**WHAT THIS TASK INVOLVES:**
Copy each line below that has "legend".

═══ INPUT DATA

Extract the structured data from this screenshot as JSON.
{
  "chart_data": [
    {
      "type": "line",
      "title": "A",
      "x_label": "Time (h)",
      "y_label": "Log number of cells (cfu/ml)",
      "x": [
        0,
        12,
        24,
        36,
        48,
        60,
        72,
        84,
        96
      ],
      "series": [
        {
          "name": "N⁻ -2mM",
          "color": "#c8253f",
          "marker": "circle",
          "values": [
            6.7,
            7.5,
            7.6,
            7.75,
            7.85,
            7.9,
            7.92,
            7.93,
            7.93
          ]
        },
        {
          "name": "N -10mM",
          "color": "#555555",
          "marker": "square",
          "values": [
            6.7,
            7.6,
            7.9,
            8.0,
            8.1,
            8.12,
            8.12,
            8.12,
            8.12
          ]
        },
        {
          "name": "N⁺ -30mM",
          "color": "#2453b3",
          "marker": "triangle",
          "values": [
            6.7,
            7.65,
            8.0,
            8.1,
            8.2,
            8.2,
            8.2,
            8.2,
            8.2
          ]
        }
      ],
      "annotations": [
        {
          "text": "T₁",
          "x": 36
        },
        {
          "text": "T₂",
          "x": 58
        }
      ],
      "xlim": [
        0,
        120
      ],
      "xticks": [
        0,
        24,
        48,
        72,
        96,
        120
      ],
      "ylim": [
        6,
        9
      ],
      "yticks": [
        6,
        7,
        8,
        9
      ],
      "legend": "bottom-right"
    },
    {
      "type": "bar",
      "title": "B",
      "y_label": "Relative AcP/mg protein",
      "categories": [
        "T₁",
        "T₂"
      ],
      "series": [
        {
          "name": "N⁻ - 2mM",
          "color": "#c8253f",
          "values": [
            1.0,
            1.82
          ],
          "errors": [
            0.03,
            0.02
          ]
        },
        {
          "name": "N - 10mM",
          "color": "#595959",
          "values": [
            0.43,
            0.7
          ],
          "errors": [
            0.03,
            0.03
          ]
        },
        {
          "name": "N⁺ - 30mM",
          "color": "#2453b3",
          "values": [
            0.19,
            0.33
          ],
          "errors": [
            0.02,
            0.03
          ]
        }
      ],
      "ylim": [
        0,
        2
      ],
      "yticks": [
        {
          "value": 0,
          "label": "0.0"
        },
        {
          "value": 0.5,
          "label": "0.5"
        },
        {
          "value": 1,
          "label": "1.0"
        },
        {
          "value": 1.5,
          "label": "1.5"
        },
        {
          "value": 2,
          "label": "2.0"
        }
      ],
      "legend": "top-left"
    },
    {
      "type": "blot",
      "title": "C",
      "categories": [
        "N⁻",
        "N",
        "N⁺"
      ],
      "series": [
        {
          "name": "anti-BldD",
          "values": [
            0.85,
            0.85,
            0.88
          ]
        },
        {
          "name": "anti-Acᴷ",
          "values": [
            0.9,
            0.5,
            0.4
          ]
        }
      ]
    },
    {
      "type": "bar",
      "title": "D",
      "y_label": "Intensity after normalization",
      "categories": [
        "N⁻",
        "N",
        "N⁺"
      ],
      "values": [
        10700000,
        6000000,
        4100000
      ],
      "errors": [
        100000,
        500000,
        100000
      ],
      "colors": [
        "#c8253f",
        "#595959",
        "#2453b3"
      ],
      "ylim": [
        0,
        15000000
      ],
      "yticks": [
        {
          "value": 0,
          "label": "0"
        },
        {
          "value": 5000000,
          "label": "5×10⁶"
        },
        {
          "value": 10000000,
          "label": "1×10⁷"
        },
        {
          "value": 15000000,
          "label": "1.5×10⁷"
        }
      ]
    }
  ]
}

══════

**EXERCISE RESULT:**
      "legend": "bottom-right"
      "legend": "top-left"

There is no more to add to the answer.